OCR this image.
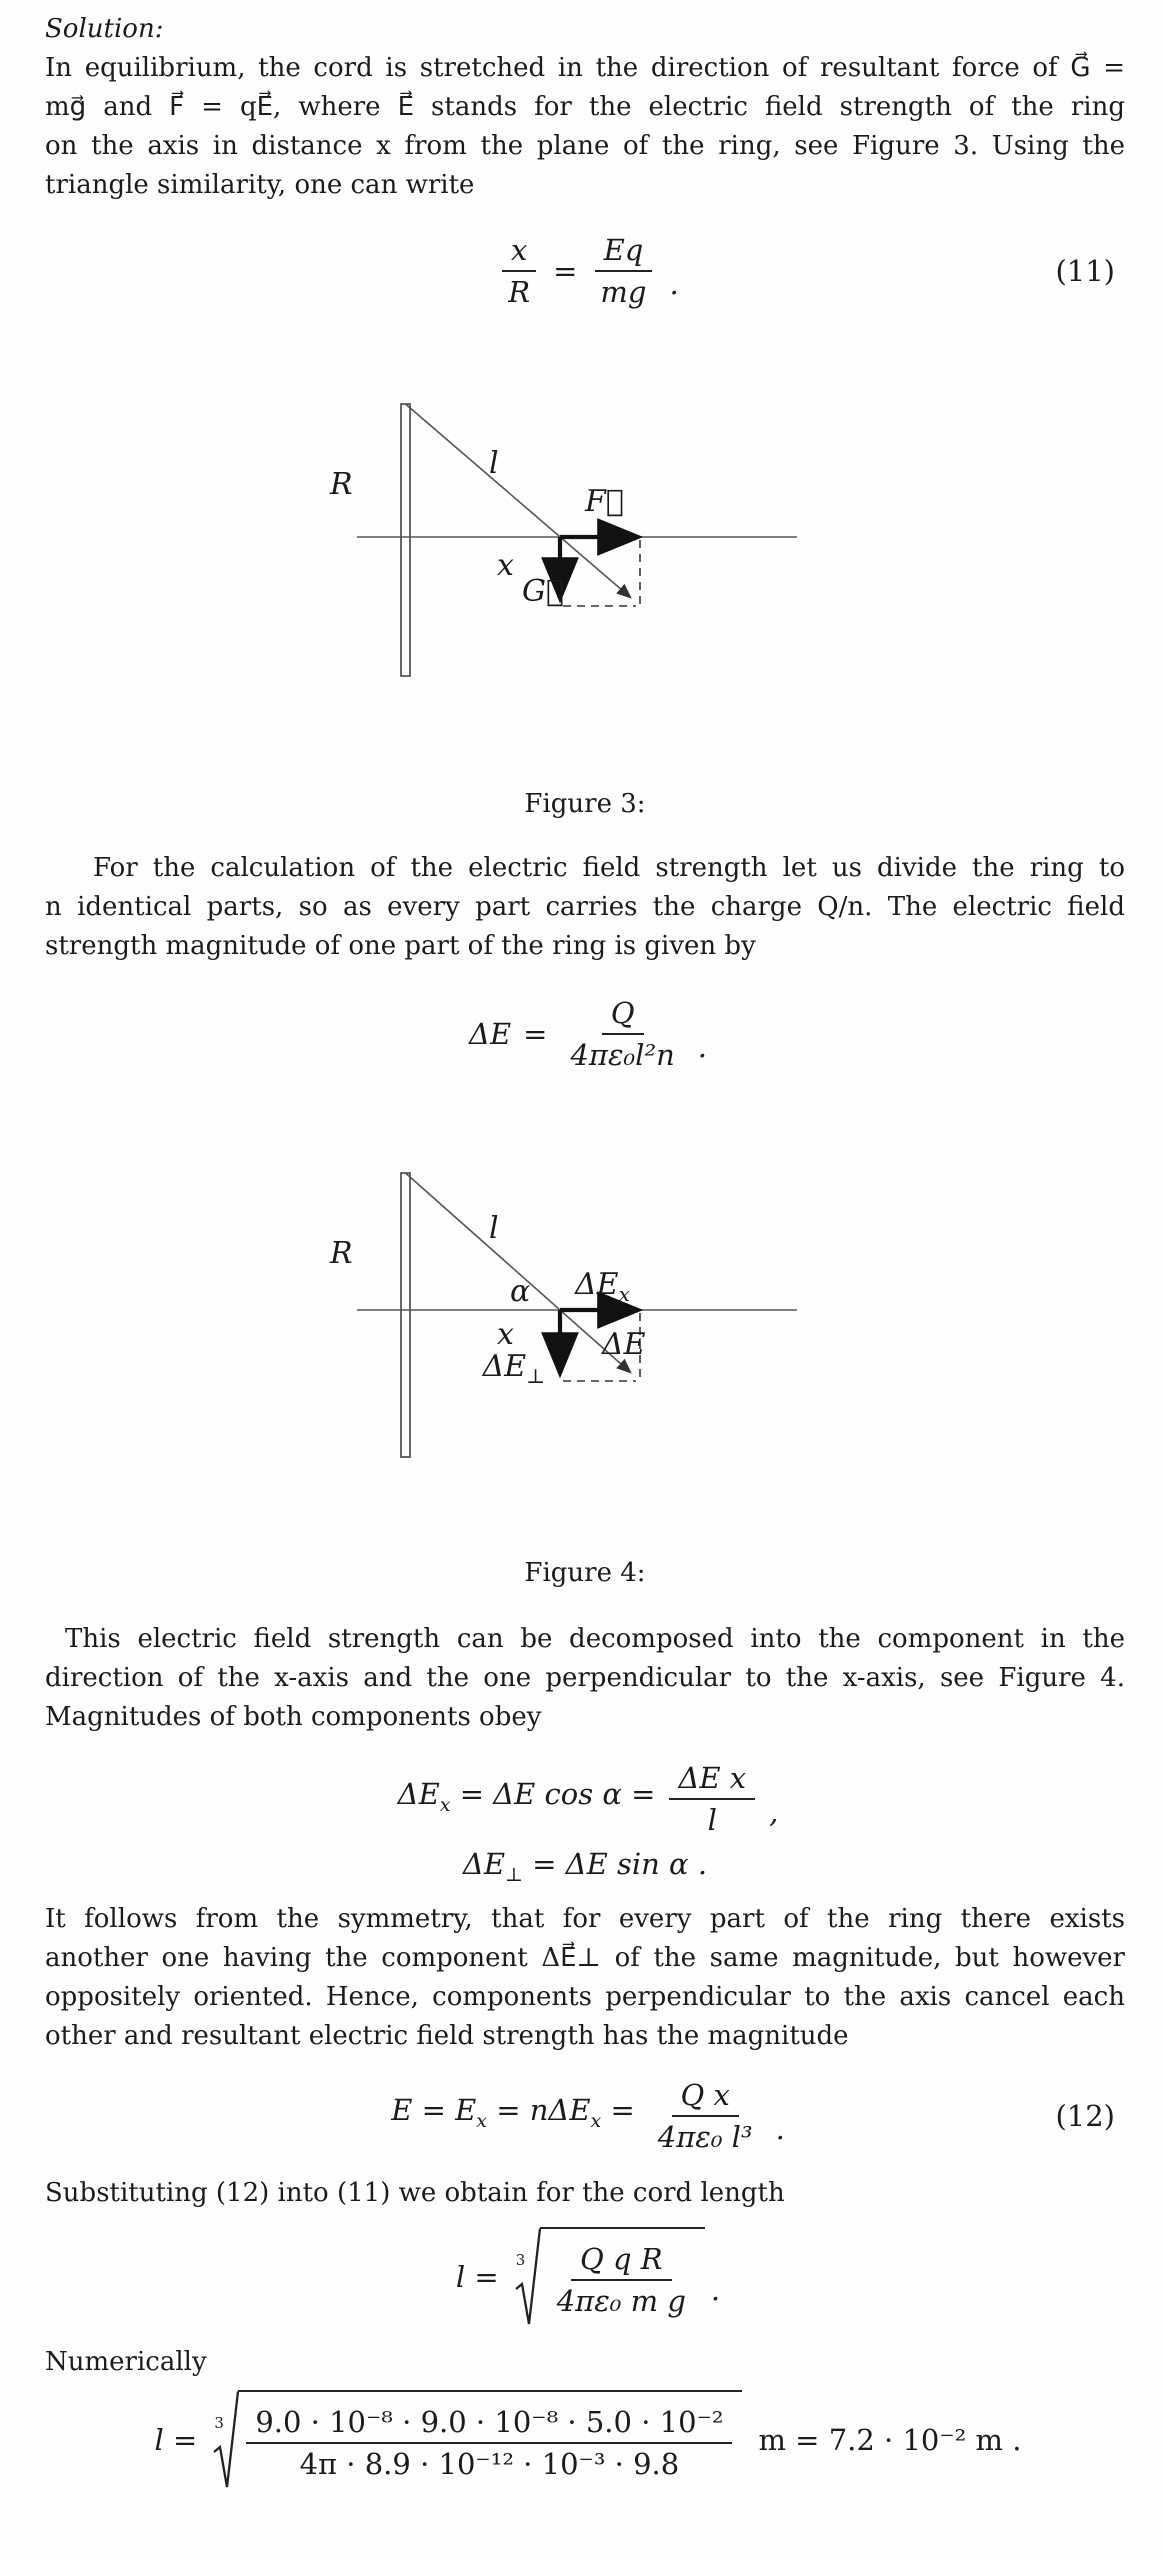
Solution:
In equilibrium, the cord is stretched in the direction of resultant force of G⃗ =
mg⃗ and F⃗ = qE⃗, where E⃗ stands for the electric field strength of the ring
on the axis in distance x from the plane of the ring, see Figure 3. Using the
triangle similarity, one can write
$\frac{x}{R} = \frac{Eq}{mg}$ .	(11)
R
l
x
F⃗
G⃗
Figure 3:
For the calculation of the electric field strength let us divide the ring to
n identical parts, so as every part carries the charge Q/n. The electric field
strength magnitude of one part of the ring is given by
$\Delta E = \frac{Q}{\text{4πε₀l²n}}$ .
R
l
α
x
$\Delta E_\perp$
$\Delta E_x$
ΔE
Figure 4:
This electric field strength can be decomposed into the component in the
direction of the x-axis and the one perpendicular to the x-axis, see Figure 4.
Magnitudes of both components obey
$\Delta E_x = \Delta E$ $\cos \alpha = \frac{\text{ΔE x}}{l}$ ,
$\Delta E_\perp = \Delta E$ sin α .
It follows from the symmetry, that for every part of the ring there exists
another one having the component ΔE⃗⊥ of the same magnitude, but however
oppositely oriented. Hence, components perpendicular to the axis cancel each
other and resultant electric field strength has the magnitude
$E = E_x = n\Delta E_x = \frac{\text{Q x}}{\text{4πε₀ l³}}$ .	(12)
Substituting (12) into (11) we obtain for the cord length
$l = 3 \frac{\text{Q q R}}{\text{4πε₀ m g}}$ .
Numerically
$l = 3 \frac{\text{9.0 · 10⁻⁸ · 9.0 · 10⁻⁸ · 5.0 · 10⁻²}}{\text{4π · 8.9 · 10⁻¹² · 10⁻³ · 9.8}}$ m = 7.2 · 10⁻² m .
####
Stated exercise -
Repeat all of the entries word for word, but omit the pictures.

Answer for the task -
OCR this image.
Solution:
In equilibrium, the cord is stretched in the direction of resultant force of G⃗ =
mg⃗ and F⃗ = qE⃗, where E⃗ stands for the electric field strength of the ring
on the axis in distance x from the plane of the ring, see Figure 3. Using the
triangle similarity, one can write
$\frac{x}{R} = \frac{Eq}{mg}$ .	(11)
R
l
x
F⃗
G⃗
Figure 3:
For the calculation of the electric field strength let us divide the ring to
n identical parts, so as every part carries the charge Q/n. The electric field
strength magnitude of one part of the ring is given by
$\Delta E = \frac{Q}{\text{4πε₀l²n}}$ .
R
l
α
x
$\Delta E_\perp$
$\Delta E_x$
ΔE
Figure 4:
This electric field strength can be decomposed into the component in the
direction of the x-axis and the one perpendicular to the x-axis, see Figure 4.
Magnitudes of both components obey
$\Delta E_x = \Delta E$ $\cos \alpha = \frac{\text{ΔE x}}{l}$ ,
$\Delta E_\perp = \Delta E$ sin α .
It follows from the symmetry, that for every part of the ring there exists
another one having the component ΔE⃗⊥ of the same magnitude, but however
oppositely oriented. Hence, components perpendicular to the axis cancel each
other and resultant electric field strength has the magnitude
$E = E_x = n\Delta E_x = \frac{\text{Q x}}{\text{4πε₀ l³}}$ .	(12)
Substituting (12) into (11) we obtain for the cord length
$l = 3 \frac{\text{Q q R}}{\text{4πε₀ m g}}$ .
Numerically
$l = 3 \frac{\text{9.0 · 10⁻⁸ · 9.0 · 10⁻⁸ · 5.0 · 10⁻²}}{\text{4π · 8.9 · 10⁻¹² · 10⁻³ · 9.8}}$ m = 7.2 · 10⁻² m .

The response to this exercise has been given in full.